» **Task prompt**
Transcribe all records exactly.

### Material shown ###

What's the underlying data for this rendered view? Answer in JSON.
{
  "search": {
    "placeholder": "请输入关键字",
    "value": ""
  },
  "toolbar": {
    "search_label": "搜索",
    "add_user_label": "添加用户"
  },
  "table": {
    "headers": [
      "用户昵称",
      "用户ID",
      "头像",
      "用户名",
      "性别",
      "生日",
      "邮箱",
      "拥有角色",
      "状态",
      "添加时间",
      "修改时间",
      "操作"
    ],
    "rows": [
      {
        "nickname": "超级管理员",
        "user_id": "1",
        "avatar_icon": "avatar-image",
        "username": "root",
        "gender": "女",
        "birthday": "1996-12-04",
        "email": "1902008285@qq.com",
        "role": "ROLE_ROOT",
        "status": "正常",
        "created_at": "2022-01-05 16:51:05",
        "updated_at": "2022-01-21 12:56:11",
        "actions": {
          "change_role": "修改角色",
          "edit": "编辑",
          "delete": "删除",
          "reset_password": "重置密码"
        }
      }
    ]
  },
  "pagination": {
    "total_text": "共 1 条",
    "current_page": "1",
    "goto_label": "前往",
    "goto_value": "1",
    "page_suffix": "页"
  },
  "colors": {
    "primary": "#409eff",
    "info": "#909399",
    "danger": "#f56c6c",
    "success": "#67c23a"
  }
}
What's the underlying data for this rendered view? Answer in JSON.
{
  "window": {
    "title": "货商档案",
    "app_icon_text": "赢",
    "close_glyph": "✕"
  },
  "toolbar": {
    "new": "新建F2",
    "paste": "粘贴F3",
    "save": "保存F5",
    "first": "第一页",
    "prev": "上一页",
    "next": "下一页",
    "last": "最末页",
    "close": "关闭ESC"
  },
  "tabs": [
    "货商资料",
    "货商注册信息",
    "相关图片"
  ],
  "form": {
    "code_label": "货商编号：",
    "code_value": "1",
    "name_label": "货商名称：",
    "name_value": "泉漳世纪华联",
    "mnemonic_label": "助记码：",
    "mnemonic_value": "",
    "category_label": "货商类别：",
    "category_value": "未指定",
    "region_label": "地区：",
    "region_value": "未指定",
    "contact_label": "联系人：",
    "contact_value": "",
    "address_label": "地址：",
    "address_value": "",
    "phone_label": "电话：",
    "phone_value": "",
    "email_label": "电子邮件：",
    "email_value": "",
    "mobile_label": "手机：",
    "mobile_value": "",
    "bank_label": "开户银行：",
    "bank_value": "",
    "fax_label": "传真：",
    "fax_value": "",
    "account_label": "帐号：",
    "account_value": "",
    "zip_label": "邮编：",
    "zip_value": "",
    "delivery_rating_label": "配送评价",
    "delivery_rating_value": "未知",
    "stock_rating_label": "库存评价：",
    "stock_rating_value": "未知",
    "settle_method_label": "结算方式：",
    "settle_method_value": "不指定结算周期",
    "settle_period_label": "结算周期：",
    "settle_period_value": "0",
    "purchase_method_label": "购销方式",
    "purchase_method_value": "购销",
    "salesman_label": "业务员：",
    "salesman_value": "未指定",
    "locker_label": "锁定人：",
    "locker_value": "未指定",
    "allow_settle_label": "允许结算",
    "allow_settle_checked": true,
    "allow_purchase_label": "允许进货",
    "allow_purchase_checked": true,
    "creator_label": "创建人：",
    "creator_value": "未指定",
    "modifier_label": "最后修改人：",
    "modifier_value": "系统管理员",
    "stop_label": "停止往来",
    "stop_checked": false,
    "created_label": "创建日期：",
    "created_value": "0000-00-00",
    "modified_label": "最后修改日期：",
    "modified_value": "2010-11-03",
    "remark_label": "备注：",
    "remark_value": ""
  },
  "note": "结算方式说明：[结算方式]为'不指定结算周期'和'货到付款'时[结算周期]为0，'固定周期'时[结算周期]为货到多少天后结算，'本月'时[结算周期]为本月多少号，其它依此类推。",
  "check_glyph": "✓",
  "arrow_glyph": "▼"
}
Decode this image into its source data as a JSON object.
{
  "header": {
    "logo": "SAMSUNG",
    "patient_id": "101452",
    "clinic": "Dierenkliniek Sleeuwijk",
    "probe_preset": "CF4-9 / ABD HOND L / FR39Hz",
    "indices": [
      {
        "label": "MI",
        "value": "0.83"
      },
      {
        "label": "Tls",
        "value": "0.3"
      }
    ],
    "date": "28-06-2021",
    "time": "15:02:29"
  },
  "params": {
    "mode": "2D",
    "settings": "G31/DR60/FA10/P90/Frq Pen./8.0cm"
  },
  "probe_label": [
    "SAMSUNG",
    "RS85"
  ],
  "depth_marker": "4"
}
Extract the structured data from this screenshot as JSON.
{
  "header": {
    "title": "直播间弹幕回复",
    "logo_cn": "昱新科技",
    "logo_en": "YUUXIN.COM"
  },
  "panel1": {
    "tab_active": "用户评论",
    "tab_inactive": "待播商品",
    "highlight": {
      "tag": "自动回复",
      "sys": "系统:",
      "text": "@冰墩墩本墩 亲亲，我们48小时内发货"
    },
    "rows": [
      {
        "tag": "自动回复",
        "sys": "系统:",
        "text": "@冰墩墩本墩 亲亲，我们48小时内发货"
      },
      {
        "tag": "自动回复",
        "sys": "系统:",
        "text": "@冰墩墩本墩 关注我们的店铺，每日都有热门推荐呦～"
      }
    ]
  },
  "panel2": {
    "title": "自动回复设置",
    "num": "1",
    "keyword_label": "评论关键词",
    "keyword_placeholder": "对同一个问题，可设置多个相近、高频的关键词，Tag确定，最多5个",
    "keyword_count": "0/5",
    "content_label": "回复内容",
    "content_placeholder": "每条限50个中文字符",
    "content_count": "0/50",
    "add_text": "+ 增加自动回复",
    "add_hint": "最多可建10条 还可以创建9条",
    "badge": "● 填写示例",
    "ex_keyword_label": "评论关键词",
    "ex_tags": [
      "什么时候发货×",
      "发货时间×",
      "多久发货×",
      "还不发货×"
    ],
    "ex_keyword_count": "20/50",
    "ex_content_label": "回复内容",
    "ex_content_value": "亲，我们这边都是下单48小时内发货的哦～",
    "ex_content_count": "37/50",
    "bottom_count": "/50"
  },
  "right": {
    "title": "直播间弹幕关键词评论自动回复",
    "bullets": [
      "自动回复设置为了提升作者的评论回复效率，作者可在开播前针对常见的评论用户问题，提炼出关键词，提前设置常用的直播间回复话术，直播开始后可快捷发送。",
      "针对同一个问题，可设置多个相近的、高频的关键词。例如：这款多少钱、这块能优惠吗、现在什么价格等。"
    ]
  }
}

###

» **Written response**
What's the underlying data for this rendered view? Answer in JSON.
{
  "search": {
    "placeholder": "请输入关键字",
    "value": ""
  },
  "toolbar": {
    "search_label": "搜索",
    "add_user_label": "添加用户"
  },
  "table": {
    "headers": [
      "用户昵称",
      "用户ID",
      "头像",
      "用户名",
      "性别",
      "生日",
      "邮箱",
      "拥有角色",
      "状态",
      "添加时间",
      "修改时间",
      "操作"
    ],
    "rows": [
      {
        "nickname": "超级管理员",
        "user_id": "1",
        "avatar_icon": "avatar-image",
        "username": "root",
        "gender": "女",
        "birthday": "1996-12-04",
        "email": "1902008285@qq.com",
        "role": "ROLE_ROOT",
        "status": "正常",
        "created_at": "2022-01-05 16:51:05",
        "updated_at": "2022-01-21 12:56:11",
        "actions": {
          "change_role": "修改角色",
          "edit": "编辑",
          "delete": "删除",
          "reset_password": "重置密码"
        }
      }
    ]
  },
  "pagination": {
    "total_text": "共 1 条",
    "current_page": "1",
    "goto_label": "前往",
    "goto_value": "1",
    "page_suffix": "页"
  },
  "colors": {
    "primary": "#409eff",
    "info": "#909399",
    "danger": "#f56c6c",
    "success": "#67c23a"
  }
}
What's the underlying data for this rendered view? Answer in JSON.
{
  "window": {
    "title": "货商档案",
    "app_icon_text": "赢",
    "close_glyph": "✕"
  },
  "toolbar": {
    "new": "新建F2",
    "paste": "粘贴F3",
    "save": "保存F5",
    "first": "第一页",
    "prev": "上一页",
    "next": "下一页",
    "last": "最末页",
    "close": "关闭ESC"
  },
  "tabs": [
    "货商资料",
    "货商注册信息",
    "相关图片"
  ],
  "form": {
    "code_label": "货商编号：",
    "code_value": "1",
    "name_label": "货商名称：",
    "name_value": "泉漳世纪华联",
    "mnemonic_label": "助记码：",
    "mnemonic_value": "",
    "category_label": "货商类别：",
    "category_value": "未指定",
    "region_label": "地区：",
    "region_value": "未指定",
    "contact_label": "联系人：",
    "contact_value": "",
    "address_label": "地址：",
    "address_value": "",
    "phone_label": "电话：",
    "phone_value": "",
    "email_label": "电子邮件：",
    "email_value": "",
    "mobile_label": "手机：",
    "mobile_value": "",
    "bank_label": "开户银行：",
    "bank_value": "",
    "fax_label": "传真：",
    "fax_value": "",
    "account_label": "帐号：",
    "account_value": "",
    "zip_label": "邮编：",
    "zip_value": "",
    "delivery_rating_label": "配送评价",
    "delivery_rating_value": "未知",
    "stock_rating_label": "库存评价：",
    "stock_rating_value": "未知",
    "settle_method_label": "结算方式：",
    "settle_method_value": "不指定结算周期",
    "settle_period_label": "结算周期：",
    "settle_period_value": "0",
    "purchase_method_label": "购销方式",
    "purchase_method_value": "购销",
    "salesman_label": "业务员：",
    "salesman_value": "未指定",
    "locker_label": "锁定人：",
    "locker_value": "未指定",
    "allow_settle_label": "允许结算",
    "allow_settle_checked": true,
    "allow_purchase_label": "允许进货",
    "allow_purchase_checked": true,
    "creator_label": "创建人：",
    "creator_value": "未指定",
    "modifier_label": "最后修改人：",
    "modifier_value": "系统管理员",
    "stop_label": "停止往来",
    "stop_checked": false,
    "created_label": "创建日期：",
    "created_value": "0000-00-00",
    "modified_label": "最后修改日期：",
    "modified_value": "2010-11-03",
    "remark_label": "备注：",
    "remark_value": ""
  },
  "note": "结算方式说明：[结算方式]为'不指定结算周期'和'货到付款'时[结算周期]为0，'固定周期'时[结算周期]为货到多少天后结算，'本月'时[结算周期]为本月多少号，其它依此类推。",
  "check_glyph": "✓",
  "arrow_glyph": "▼"
}
Decode this image into its source data as a JSON object.
{
  "header": {
    "logo": "SAMSUNG",
    "patient_id": "101452",
    "clinic": "Dierenkliniek Sleeuwijk",
    "probe_preset": "CF4-9 / ABD HOND L / FR39Hz",
    "indices": [
      {
        "label": "MI",
        "value": "0.83"
      },
      {
        "label": "Tls",
        "value": "0.3"
      }
    ],
    "date": "28-06-2021",
    "time": "15:02:29"
  },
  "params": {
    "mode": "2D",
    "settings": "G31/DR60/FA10/P90/Frq Pen./8.0cm"
  },
  "probe_label": [
    "SAMSUNG",
    "RS85"
  ],
  "depth_marker": "4"
}
Extract the structured data from this screenshot as JSON.
{
  "header": {
    "title": "直播间弹幕回复",
    "logo_cn": "昱新科技",
    "logo_en": "YUUXIN.COM"
  },
  "panel1": {
    "tab_active": "用户评论",
    "tab_inactive": "待播商品",
    "highlight": {
      "tag": "自动回复",
      "sys": "系统:",
      "text": "@冰墩墩本墩 亲亲，我们48小时内发货"
    },
    "rows": [
      {
        "tag": "自动回复",
        "sys": "系统:",
        "text": "@冰墩墩本墩 亲亲，我们48小时内发货"
      },
      {
        "tag": "自动回复",
        "sys": "系统:",
        "text": "@冰墩墩本墩 关注我们的店铺，每日都有热门推荐呦～"
      }
    ]
  },
  "panel2": {
    "title": "自动回复设置",
    "num": "1",
    "keyword_label": "评论关键词",
    "keyword_placeholder": "对同一个问题，可设置多个相近、高频的关键词，Tag确定，最多5个",
    "keyword_count": "0/5",
    "content_label": "回复内容",
    "content_placeholder": "每条限50个中文字符",
    "content_count": "0/50",
    "add_text": "+ 增加自动回复",
    "add_hint": "最多可建10条 还可以创建9条",
    "badge": "● 填写示例",
    "ex_keyword_label": "评论关键词",
    "ex_tags": [
      "什么时候发货×",
      "发货时间×",
      "多久发货×",
      "还不发货×"
    ],
    "ex_keyword_count": "20/50",
    "ex_content_label": "回复内容",
    "ex_content_value": "亲，我们这边都是下单48小时内发货的哦～",
    "ex_content_count": "37/50",
    "bottom_count": "/50"
  },
  "right": {
    "title": "直播间弹幕关键词评论自动回复",
    "bullets": [
      "自动回复设置为了提升作者的评论回复效率，作者可在开播前针对常见的评论用户问题，提炼出关键词，提前设置常用的直播间回复话术，直播开始后可快捷发送。",
      "针对同一个问题，可设置多个相近的、高频的关键词。例如：这款多少钱、这块能优惠吗、现在什么价格等。"
    ]
  }
}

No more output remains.